* **To do**
Only a number is wanted here: the number of lines of the data that include "регламента".

(Stored records)
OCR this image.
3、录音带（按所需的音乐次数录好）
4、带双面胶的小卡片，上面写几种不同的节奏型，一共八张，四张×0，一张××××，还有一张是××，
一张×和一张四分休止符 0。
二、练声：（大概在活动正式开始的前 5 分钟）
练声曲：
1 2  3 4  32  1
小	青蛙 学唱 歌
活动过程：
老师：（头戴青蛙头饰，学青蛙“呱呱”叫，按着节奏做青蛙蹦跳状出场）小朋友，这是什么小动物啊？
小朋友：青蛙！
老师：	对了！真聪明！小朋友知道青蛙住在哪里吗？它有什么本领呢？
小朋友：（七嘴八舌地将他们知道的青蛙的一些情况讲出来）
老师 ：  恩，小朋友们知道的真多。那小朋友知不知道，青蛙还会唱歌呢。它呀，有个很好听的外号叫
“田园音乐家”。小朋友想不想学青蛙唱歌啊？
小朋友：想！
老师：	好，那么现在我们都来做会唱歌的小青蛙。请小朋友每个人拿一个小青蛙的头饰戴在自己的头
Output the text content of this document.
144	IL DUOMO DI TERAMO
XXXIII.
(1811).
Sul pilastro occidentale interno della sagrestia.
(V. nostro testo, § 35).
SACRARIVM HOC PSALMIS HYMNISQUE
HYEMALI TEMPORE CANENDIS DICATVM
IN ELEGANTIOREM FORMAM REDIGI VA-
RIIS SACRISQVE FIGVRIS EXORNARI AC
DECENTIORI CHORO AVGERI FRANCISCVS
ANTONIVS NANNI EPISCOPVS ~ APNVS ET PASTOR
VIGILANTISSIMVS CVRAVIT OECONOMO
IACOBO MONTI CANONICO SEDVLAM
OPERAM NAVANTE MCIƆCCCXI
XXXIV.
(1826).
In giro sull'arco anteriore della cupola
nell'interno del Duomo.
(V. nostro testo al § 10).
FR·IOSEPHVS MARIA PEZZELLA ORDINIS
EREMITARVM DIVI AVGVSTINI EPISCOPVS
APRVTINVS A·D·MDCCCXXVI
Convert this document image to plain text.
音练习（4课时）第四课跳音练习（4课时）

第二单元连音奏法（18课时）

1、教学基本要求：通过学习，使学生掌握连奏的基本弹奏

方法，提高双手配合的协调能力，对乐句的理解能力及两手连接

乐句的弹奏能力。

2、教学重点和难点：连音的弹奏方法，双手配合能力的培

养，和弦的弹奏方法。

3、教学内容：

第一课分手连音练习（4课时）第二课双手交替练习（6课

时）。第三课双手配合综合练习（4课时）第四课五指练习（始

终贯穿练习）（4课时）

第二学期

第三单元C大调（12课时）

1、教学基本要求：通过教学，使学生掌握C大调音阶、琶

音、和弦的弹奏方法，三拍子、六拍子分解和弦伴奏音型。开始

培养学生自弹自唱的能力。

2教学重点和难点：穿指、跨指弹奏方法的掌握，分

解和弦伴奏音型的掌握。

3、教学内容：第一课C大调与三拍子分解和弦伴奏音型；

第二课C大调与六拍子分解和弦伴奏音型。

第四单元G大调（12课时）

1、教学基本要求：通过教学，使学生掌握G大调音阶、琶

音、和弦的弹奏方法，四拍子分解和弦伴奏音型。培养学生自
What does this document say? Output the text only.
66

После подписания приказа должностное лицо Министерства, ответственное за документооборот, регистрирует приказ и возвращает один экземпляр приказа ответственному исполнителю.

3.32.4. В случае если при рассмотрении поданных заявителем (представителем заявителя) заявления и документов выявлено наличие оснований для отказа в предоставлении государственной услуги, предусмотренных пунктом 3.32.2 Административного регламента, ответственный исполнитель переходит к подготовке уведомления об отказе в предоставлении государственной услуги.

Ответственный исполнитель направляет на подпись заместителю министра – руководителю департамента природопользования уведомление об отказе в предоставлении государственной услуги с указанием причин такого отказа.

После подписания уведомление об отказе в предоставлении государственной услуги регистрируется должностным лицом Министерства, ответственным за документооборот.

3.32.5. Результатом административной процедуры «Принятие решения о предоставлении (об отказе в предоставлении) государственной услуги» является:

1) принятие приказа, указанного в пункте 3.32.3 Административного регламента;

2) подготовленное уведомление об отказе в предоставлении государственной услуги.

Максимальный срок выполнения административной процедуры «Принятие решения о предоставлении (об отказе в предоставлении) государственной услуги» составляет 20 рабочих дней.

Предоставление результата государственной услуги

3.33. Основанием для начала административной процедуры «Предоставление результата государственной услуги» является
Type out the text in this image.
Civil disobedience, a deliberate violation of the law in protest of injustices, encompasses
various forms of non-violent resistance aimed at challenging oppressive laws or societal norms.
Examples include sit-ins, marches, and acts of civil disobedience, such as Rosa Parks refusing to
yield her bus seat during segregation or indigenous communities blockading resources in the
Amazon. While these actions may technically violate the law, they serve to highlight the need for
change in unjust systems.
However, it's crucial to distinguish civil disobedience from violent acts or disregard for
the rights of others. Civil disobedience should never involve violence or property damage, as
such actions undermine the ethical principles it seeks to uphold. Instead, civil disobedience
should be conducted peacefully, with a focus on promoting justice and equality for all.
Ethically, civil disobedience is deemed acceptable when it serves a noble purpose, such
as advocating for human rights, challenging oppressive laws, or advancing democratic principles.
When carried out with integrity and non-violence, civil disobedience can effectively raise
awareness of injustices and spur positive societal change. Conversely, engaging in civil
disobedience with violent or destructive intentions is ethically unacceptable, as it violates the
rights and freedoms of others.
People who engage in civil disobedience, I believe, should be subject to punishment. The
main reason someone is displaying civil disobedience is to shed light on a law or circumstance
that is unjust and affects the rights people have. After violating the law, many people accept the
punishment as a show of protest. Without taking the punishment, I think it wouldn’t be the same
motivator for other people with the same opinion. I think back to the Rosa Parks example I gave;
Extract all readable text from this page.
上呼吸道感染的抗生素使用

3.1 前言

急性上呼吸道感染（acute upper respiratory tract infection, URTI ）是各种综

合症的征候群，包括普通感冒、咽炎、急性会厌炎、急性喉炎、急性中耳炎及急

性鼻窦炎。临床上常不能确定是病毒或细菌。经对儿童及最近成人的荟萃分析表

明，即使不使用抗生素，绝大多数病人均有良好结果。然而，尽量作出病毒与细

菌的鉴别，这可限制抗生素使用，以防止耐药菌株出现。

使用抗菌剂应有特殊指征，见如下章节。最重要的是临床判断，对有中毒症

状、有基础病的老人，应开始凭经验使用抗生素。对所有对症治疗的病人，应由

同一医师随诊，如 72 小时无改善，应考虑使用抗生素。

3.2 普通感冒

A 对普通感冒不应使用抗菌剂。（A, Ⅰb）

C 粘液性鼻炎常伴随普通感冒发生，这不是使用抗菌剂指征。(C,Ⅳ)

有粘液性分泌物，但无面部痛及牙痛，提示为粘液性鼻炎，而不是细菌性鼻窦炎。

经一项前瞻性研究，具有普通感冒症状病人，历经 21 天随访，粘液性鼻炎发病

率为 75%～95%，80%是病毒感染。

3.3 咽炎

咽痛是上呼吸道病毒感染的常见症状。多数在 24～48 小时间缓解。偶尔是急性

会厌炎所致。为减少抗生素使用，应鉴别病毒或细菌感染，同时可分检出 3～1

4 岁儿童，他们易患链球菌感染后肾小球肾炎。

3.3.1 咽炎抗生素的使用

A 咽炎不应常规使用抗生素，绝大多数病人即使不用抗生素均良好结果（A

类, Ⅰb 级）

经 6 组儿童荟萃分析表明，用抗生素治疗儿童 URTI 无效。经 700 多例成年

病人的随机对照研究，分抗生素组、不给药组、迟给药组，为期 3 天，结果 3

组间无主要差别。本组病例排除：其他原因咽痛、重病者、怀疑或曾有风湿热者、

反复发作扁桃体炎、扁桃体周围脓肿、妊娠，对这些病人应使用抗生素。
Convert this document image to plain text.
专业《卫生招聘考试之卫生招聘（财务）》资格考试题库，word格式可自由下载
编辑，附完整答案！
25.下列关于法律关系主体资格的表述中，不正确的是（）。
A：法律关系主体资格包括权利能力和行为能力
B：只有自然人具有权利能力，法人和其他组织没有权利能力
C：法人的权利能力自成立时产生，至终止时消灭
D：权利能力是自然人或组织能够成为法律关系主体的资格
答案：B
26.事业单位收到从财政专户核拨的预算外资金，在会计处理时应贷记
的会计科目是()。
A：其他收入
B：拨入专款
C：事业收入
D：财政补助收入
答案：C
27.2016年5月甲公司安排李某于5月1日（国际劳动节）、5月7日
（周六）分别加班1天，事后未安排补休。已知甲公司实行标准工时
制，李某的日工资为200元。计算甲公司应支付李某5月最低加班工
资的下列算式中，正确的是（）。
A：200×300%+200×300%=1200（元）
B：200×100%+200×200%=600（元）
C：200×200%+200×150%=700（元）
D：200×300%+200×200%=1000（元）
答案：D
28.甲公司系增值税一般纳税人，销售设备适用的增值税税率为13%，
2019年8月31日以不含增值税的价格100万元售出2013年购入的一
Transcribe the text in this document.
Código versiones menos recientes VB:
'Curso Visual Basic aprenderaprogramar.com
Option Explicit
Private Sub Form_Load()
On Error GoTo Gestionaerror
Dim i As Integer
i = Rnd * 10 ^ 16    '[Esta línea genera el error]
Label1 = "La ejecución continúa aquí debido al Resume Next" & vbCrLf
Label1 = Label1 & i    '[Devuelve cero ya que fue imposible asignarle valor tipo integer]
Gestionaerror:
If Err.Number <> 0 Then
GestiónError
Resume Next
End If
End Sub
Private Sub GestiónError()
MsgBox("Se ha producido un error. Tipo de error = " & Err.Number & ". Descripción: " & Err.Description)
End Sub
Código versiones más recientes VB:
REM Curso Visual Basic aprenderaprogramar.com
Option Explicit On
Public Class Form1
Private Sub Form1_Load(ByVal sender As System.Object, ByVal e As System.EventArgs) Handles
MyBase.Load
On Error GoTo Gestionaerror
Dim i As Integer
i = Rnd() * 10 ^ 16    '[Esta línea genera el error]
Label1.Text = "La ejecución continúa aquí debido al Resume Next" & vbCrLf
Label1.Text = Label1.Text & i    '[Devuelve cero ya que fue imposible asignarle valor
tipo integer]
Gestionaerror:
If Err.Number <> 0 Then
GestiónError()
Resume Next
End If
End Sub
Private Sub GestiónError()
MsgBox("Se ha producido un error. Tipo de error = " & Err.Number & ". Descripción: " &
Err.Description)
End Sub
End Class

* **Task output**
2